Retype every line of the entries below, character for character, changing nothing.

>> start Records for this exercise

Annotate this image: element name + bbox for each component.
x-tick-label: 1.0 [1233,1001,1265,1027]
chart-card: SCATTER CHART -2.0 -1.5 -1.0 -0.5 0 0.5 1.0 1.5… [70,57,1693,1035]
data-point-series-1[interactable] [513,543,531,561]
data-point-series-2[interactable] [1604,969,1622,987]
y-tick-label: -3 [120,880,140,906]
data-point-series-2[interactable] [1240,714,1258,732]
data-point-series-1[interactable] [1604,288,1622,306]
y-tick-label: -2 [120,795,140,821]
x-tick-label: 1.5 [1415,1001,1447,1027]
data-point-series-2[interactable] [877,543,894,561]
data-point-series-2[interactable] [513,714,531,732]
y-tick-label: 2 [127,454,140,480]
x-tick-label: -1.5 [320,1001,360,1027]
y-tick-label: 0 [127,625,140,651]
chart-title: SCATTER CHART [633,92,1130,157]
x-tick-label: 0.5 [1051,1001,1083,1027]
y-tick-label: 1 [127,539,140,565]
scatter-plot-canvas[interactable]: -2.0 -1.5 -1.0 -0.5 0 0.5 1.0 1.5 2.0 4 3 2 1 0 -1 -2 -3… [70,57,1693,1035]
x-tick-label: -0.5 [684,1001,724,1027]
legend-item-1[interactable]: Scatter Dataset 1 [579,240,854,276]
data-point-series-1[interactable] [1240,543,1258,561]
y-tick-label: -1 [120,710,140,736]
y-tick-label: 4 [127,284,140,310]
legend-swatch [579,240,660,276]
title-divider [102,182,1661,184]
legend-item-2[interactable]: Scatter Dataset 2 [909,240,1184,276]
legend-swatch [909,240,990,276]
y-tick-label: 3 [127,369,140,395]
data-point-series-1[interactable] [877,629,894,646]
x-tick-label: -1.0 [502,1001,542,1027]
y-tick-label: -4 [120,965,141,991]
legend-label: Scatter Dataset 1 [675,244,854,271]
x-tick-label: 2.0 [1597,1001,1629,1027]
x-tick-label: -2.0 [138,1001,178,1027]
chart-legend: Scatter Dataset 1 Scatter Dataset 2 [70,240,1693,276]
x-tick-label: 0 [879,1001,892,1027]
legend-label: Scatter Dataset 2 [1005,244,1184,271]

>> end Records for this exercise

Problem solution:
Annotate this image: element name + bbox for each component.
x-tick-label: 1.0 [1233,1001,1265,1027]
chart-card: SCATTER CHART -2.0 -1.5 -1.0 -0.5 0 0.5 1.0 1.5… [70,57,1693,1035]
data-point-series-1[interactable] [513,543,531,561]
data-point-series-2[interactable] [1604,969,1622,987]
y-tick-label: -3 [120,880,140,906]
data-point-series-2[interactable] [1240,714,1258,732]
data-point-series-1[interactable] [1604,288,1622,306]
y-tick-label: -2 [120,795,140,821]
x-tick-label: 1.5 [1415,1001,1447,1027]
data-point-series-2[interactable] [877,543,894,561]
data-point-series-2[interactable] [513,714,531,732]
y-tick-label: 2 [127,454,140,480]
x-tick-label: -1.5 [320,1001,360,1027]
y-tick-label: 0 [127,625,140,651]
chart-title: SCATTER CHART [633,92,1130,157]
x-tick-label: 0.5 [1051,1001,1083,1027]
y-tick-label: 1 [127,539,140,565]
scatter-plot-canvas[interactable]: -2.0 -1.5 -1.0 -0.5 0 0.5 1.0 1.5 2.0 4 3 2 1 0 -1 -2 -3… [70,57,1693,1035]
x-tick-label: -0.5 [684,1001,724,1027]
legend-item-1[interactable]: Scatter Dataset 1 [579,240,854,276]
data-point-series-1[interactable] [1240,543,1258,561]
y-tick-label: -1 [120,710,140,736]
y-tick-label: 4 [127,284,140,310]
legend-swatch [579,240,660,276]
title-divider [102,182,1661,184]
legend-item-2[interactable]: Scatter Dataset 2 [909,240,1184,276]
legend-swatch [909,240,990,276]
y-tick-label: 3 [127,369,140,395]
data-point-series-1[interactable] [877,629,894,646]
x-tick-label: -1.0 [502,1001,542,1027]
y-tick-label: -4 [120,965,141,991]
legend-label: Scatter Dataset 1 [675,244,854,271]
x-tick-label: 2.0 [1597,1001,1629,1027]
x-tick-label: -2.0 [138,1001,178,1027]
chart-legend: Scatter Dataset 1 Scatter Dataset 2 [70,240,1693,276]
x-tick-label: 0 [879,1001,892,1027]
legend-label: Scatter Dataset 2 [1005,244,1184,271]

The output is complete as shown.